[Stored dataset items]
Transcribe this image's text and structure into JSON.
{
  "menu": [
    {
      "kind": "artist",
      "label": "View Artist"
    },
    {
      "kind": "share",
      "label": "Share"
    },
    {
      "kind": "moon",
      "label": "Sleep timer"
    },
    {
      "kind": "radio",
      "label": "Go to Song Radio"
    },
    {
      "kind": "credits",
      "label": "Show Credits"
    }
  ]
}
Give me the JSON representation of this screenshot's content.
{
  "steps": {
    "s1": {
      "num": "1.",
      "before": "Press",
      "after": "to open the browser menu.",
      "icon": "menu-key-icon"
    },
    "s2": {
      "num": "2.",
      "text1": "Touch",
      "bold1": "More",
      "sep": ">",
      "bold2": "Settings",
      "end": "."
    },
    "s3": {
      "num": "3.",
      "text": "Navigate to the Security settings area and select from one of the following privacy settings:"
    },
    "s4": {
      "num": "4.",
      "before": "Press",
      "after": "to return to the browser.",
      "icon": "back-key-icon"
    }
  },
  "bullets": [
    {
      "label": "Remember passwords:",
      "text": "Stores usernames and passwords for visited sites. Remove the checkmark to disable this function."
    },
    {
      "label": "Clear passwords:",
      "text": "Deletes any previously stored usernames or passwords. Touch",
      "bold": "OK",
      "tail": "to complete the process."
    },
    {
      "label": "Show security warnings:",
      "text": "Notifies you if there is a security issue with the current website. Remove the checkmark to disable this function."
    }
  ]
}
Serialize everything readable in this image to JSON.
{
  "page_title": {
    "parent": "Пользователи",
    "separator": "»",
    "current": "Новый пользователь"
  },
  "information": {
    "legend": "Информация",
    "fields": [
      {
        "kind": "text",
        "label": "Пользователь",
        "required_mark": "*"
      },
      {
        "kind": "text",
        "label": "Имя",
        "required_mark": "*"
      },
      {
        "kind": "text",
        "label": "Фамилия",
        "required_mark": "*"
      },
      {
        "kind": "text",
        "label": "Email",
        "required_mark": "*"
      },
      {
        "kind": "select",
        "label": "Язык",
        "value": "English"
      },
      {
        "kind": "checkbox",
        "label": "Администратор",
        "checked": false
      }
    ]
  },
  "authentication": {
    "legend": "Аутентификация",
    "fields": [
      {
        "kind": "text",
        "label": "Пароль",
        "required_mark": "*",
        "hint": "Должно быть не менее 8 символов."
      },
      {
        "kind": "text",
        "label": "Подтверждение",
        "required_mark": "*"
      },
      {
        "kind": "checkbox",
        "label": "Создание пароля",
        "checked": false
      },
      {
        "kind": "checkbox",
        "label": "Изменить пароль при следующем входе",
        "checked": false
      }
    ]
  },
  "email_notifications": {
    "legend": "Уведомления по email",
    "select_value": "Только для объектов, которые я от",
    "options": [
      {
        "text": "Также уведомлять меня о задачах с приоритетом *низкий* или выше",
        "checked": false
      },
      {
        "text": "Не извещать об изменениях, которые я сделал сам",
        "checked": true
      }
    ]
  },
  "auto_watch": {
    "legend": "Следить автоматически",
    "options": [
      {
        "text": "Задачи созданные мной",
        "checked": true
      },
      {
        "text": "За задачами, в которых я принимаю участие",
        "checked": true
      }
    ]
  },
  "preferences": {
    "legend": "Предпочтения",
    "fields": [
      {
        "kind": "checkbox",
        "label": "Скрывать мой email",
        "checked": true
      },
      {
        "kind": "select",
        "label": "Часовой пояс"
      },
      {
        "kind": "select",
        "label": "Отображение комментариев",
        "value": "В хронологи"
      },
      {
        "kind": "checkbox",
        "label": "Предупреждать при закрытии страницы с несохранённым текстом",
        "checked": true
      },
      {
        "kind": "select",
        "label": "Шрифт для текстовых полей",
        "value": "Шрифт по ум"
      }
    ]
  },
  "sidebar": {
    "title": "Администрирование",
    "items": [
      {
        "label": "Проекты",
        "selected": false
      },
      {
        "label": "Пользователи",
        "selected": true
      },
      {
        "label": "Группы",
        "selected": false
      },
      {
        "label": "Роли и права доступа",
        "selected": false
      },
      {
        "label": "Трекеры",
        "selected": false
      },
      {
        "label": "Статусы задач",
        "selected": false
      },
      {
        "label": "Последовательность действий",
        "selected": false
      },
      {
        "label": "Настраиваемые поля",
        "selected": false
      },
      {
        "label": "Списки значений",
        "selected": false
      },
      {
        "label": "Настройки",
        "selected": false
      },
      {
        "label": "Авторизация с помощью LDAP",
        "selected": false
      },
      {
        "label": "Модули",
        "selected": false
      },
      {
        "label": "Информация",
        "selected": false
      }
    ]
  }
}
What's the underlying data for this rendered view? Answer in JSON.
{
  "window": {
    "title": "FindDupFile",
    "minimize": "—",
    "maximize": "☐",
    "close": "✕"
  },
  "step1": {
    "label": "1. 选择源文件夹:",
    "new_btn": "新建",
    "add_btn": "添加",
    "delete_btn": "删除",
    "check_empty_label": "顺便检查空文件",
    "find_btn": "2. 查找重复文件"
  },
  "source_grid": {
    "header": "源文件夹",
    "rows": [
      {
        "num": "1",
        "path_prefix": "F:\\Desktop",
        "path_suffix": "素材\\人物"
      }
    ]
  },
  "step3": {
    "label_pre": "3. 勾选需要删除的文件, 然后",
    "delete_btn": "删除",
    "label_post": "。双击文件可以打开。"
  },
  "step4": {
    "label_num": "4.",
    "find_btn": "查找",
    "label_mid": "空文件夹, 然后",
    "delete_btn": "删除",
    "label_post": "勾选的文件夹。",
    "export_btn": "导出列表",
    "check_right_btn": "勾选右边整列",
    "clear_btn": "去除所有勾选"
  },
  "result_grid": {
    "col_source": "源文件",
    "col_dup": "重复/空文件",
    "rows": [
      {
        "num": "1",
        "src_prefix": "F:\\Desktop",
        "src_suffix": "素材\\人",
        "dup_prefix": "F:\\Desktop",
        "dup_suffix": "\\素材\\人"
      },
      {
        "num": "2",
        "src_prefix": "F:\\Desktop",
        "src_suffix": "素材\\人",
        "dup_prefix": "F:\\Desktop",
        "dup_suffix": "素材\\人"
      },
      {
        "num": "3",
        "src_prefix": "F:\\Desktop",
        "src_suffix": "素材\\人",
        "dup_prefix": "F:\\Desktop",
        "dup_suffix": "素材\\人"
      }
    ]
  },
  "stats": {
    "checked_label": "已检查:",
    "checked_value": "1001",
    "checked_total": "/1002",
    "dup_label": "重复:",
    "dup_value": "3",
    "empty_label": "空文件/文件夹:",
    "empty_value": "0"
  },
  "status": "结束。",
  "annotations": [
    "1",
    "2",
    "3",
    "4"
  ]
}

#### [OBJECTIVE]
Scan the listing above for the word "Remove" and show each line where it is found.

#### [ANSWER TO THIS TASK]
      "text": "Stores usernames and passwords for visited sites. Remove the checkmark to disable this function."
      "text": "Notifies you if there is a security issue with the current website. Remove the checkmark to disable this function."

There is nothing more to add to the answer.